Saved data entries:
---*---
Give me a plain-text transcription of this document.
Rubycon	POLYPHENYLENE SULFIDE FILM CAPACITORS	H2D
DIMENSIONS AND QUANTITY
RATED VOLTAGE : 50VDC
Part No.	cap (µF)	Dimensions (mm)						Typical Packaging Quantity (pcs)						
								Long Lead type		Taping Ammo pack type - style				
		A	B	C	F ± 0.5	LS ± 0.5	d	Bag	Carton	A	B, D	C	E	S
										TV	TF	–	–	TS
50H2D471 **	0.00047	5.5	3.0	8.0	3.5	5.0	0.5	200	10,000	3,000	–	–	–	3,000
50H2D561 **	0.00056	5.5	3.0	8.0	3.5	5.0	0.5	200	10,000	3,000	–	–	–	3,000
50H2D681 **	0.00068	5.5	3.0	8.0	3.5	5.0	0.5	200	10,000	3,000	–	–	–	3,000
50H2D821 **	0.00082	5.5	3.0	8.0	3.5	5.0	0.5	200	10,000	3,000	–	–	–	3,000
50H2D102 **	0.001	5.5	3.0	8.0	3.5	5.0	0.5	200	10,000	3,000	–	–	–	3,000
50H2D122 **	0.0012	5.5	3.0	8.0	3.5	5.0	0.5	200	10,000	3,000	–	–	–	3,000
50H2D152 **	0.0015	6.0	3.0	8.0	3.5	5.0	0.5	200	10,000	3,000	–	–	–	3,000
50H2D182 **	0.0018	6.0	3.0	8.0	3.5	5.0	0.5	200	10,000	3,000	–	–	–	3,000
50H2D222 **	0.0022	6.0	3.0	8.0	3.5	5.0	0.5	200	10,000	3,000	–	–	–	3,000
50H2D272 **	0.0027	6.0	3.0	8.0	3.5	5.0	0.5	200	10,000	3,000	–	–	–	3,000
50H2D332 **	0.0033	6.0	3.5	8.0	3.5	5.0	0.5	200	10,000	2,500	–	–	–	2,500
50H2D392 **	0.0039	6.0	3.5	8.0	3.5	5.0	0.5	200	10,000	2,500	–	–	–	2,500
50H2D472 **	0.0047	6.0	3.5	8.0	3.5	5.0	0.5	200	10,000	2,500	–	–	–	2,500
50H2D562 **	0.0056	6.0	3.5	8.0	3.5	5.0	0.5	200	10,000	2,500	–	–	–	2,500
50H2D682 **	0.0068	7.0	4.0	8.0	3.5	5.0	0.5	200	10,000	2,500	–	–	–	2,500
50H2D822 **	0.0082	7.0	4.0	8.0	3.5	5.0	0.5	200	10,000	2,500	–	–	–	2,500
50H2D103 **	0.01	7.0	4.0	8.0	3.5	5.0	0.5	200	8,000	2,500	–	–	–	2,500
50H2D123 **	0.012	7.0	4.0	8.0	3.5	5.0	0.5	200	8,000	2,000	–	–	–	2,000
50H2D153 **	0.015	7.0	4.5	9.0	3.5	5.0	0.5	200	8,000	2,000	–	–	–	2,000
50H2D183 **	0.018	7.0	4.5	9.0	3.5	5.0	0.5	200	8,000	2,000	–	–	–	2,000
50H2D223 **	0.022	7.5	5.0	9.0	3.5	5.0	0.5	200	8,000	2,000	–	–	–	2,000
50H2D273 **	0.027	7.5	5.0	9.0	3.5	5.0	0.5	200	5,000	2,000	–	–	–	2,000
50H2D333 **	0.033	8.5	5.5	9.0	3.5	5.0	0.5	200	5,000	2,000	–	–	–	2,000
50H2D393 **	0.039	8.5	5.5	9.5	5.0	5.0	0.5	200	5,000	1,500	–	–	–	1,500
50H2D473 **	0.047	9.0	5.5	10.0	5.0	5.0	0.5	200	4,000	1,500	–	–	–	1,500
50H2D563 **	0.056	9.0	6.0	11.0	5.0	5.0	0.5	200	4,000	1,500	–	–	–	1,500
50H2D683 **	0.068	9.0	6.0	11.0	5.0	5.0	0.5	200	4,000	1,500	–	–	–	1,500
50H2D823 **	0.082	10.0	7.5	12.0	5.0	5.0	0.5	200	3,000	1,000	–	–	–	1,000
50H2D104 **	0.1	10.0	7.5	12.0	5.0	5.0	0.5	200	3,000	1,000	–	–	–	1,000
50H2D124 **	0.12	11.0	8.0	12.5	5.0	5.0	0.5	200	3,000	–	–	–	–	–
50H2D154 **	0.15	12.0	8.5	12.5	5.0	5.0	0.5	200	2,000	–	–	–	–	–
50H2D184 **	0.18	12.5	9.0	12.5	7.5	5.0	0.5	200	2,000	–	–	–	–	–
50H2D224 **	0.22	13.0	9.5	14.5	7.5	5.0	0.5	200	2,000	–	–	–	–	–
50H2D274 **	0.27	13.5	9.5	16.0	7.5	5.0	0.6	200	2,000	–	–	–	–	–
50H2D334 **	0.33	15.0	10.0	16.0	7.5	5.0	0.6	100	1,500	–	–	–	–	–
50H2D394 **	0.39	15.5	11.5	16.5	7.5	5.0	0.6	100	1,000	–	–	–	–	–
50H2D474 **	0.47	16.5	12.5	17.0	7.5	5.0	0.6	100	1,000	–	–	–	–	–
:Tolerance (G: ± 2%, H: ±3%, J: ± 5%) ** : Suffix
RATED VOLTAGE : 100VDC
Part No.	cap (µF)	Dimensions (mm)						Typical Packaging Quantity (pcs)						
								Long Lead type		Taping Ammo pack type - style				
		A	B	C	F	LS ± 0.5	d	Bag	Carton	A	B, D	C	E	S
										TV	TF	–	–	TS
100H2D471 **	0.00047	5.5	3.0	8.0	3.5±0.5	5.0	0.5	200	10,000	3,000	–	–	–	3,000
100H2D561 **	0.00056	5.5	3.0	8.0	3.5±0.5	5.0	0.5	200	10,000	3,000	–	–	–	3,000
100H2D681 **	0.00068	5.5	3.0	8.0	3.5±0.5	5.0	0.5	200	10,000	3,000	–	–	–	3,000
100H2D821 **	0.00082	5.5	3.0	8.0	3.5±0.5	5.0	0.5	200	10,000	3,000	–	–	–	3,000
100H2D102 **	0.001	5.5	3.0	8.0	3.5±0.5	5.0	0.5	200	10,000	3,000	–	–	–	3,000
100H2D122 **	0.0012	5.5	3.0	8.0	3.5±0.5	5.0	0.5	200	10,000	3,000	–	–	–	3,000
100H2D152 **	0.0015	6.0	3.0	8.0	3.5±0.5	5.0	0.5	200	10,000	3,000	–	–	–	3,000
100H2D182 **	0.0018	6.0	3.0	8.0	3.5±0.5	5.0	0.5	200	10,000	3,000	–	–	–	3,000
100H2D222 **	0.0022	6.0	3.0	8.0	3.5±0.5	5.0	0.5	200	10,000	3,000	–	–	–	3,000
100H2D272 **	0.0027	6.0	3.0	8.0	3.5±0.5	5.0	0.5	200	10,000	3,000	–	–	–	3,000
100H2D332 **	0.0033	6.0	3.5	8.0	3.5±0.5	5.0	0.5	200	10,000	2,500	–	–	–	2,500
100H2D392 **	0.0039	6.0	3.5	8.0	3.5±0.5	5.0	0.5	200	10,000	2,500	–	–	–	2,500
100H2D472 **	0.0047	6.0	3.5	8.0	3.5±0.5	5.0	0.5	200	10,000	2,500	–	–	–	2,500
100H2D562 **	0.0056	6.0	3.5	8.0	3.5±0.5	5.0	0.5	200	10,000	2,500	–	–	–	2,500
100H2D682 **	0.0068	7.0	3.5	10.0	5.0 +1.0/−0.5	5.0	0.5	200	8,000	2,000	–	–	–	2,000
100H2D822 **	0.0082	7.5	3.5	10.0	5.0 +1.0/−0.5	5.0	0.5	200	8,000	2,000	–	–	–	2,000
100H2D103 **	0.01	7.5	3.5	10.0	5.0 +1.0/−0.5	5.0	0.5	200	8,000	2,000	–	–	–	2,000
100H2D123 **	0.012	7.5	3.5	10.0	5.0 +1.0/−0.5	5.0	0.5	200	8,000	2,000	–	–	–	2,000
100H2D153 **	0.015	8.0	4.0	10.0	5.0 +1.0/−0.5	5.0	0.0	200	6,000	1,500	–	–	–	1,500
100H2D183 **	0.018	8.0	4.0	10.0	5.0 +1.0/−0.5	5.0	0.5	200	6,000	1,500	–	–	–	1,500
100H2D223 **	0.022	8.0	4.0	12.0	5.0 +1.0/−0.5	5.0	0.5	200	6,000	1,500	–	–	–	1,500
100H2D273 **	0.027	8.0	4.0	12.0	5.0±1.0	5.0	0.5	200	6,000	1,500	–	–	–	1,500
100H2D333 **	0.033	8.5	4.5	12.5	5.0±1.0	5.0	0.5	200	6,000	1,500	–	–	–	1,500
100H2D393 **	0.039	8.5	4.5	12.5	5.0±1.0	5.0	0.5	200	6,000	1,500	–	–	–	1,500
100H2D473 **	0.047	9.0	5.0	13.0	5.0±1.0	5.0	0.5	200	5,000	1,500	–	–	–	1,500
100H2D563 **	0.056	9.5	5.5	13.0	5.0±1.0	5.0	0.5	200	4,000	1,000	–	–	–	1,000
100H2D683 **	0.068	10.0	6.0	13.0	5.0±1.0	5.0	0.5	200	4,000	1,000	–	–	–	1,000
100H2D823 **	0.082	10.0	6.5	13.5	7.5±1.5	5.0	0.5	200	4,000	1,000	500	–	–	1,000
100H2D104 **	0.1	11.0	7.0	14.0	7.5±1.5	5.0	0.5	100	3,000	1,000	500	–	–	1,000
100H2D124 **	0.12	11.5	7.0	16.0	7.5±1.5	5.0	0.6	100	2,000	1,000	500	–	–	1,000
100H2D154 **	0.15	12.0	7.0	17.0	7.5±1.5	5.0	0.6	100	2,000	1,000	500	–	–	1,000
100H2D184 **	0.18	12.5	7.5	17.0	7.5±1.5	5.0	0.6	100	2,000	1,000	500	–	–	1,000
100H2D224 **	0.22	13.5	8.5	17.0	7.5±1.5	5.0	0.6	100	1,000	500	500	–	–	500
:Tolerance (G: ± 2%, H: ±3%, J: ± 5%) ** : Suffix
---*---
Return all lines of the material above in which the word "Carton" occurs.

FINAL RESULT:
		A	B	C	F ± 0.5	LS ± 0.5	d	Bag	Carton	A	B, D	C	E	S
		A	B	C	F	LS ± 0.5	d	Bag	Carton	A	B, D	C	E	S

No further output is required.